All of the material below is to be repeated exactly.

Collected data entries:
>> begin

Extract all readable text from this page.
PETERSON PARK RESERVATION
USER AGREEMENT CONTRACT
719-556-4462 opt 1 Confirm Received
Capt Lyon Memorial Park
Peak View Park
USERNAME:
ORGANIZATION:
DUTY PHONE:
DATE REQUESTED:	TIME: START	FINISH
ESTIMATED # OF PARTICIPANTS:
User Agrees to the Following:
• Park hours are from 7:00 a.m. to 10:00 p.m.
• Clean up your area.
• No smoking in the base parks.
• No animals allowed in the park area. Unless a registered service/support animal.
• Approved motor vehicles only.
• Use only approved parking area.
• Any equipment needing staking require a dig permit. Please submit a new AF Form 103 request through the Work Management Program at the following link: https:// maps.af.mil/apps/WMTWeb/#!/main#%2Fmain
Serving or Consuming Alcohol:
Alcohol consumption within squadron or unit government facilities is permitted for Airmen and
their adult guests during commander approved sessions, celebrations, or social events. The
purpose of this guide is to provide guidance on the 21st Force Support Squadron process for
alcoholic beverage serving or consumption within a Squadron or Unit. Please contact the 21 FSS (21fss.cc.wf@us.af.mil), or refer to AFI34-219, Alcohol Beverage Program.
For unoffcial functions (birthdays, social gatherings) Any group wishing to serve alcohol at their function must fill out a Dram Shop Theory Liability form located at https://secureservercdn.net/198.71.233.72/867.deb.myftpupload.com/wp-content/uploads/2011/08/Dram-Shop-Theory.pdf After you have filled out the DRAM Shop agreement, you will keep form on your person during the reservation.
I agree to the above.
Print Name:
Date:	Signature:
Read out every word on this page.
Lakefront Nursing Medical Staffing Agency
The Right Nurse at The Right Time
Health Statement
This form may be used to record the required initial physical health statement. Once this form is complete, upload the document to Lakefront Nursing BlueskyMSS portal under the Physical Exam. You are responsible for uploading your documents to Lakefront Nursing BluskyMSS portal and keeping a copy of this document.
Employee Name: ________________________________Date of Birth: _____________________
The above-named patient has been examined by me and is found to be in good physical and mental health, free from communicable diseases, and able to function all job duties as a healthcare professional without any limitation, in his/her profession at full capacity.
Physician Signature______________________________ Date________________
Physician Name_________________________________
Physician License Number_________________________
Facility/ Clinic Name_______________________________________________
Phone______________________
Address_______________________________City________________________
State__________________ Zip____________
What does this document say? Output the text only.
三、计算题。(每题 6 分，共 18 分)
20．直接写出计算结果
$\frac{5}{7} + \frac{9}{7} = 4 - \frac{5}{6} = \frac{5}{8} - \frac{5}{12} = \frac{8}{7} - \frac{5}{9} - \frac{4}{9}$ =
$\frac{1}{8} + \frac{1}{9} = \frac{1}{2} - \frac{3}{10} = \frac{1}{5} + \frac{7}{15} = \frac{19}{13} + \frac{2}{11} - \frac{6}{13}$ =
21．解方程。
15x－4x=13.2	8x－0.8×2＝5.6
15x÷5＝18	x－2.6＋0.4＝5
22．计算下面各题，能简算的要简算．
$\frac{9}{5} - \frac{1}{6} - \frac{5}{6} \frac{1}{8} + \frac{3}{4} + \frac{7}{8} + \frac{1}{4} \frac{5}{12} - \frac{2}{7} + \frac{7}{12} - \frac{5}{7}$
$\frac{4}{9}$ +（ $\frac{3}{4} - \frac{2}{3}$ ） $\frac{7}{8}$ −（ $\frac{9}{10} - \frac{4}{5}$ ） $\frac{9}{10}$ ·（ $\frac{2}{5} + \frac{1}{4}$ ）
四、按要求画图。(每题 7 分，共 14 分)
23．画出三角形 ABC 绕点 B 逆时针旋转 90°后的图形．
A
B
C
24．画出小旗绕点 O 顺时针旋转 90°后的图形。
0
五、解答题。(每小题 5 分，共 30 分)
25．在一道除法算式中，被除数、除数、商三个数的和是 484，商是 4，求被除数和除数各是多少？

>> end

● Complete output
Extract all readable text from this page.
PETERSON PARK RESERVATION
USER AGREEMENT CONTRACT
719-556-4462 opt 1 Confirm Received
Capt Lyon Memorial Park
Peak View Park
USERNAME:
ORGANIZATION:
DUTY PHONE:
DATE REQUESTED:	TIME: START	FINISH
ESTIMATED # OF PARTICIPANTS:
User Agrees to the Following:
• Park hours are from 7:00 a.m. to 10:00 p.m.
• Clean up your area.
• No smoking in the base parks.
• No animals allowed in the park area. Unless a registered service/support animal.
• Approved motor vehicles only.
• Use only approved parking area.
• Any equipment needing staking require a dig permit. Please submit a new AF Form 103 request through the Work Management Program at the following link: https:// maps.af.mil/apps/WMTWeb/#!/main#%2Fmain
Serving or Consuming Alcohol:
Alcohol consumption within squadron or unit government facilities is permitted for Airmen and
their adult guests during commander approved sessions, celebrations, or social events. The
purpose of this guide is to provide guidance on the 21st Force Support Squadron process for
alcoholic beverage serving or consumption within a Squadron or Unit. Please contact the 21 FSS (21fss.cc.wf@us.af.mil), or refer to AFI34-219, Alcohol Beverage Program.
For unoffcial functions (birthdays, social gatherings) Any group wishing to serve alcohol at their function must fill out a Dram Shop Theory Liability form located at https://secureservercdn.net/198.71.233.72/867.deb.myftpupload.com/wp-content/uploads/2011/08/Dram-Shop-Theory.pdf After you have filled out the DRAM Shop agreement, you will keep form on your person during the reservation.
I agree to the above.
Print Name:
Date:	Signature:
Read out every word on this page.
Lakefront Nursing Medical Staffing Agency
The Right Nurse at The Right Time
Health Statement
This form may be used to record the required initial physical health statement. Once this form is complete, upload the document to Lakefront Nursing BlueskyMSS portal under the Physical Exam. You are responsible for uploading your documents to Lakefront Nursing BluskyMSS portal and keeping a copy of this document.
Employee Name: ________________________________Date of Birth: _____________________
The above-named patient has been examined by me and is found to be in good physical and mental health, free from communicable diseases, and able to function all job duties as a healthcare professional without any limitation, in his/her profession at full capacity.
Physician Signature______________________________ Date________________
Physician Name_________________________________
Physician License Number_________________________
Facility/ Clinic Name_______________________________________________
Phone______________________
Address_______________________________City________________________
State__________________ Zip____________
What does this document say? Output the text only.
三、计算题。(每题 6 分，共 18 分)
20．直接写出计算结果
$\frac{5}{7} + \frac{9}{7} = 4 - \frac{5}{6} = \frac{5}{8} - \frac{5}{12} = \frac{8}{7} - \frac{5}{9} - \frac{4}{9}$ =
$\frac{1}{8} + \frac{1}{9} = \frac{1}{2} - \frac{3}{10} = \frac{1}{5} + \frac{7}{15} = \frac{19}{13} + \frac{2}{11} - \frac{6}{13}$ =
21．解方程。
15x－4x=13.2	8x－0.8×2＝5.6
15x÷5＝18	x－2.6＋0.4＝5
22．计算下面各题，能简算的要简算．
$\frac{9}{5} - \frac{1}{6} - \frac{5}{6} \frac{1}{8} + \frac{3}{4} + \frac{7}{8} + \frac{1}{4} \frac{5}{12} - \frac{2}{7} + \frac{7}{12} - \frac{5}{7}$
$\frac{4}{9}$ +（ $\frac{3}{4} - \frac{2}{3}$ ） $\frac{7}{8}$ −（ $\frac{9}{10} - \frac{4}{5}$ ） $\frac{9}{10}$ ·（ $\frac{2}{5} + \frac{1}{4}$ ）
四、按要求画图。(每题 7 分，共 14 分)
23．画出三角形 ABC 绕点 B 逆时针旋转 90°后的图形．
A
B
C
24．画出小旗绕点 O 顺时针旋转 90°后的图形。
0
五、解答题。(每小题 5 分，共 30 分)
25．在一道除法算式中，被除数、除数、商三个数的和是 484，商是 4，求被除数和除数各是多少？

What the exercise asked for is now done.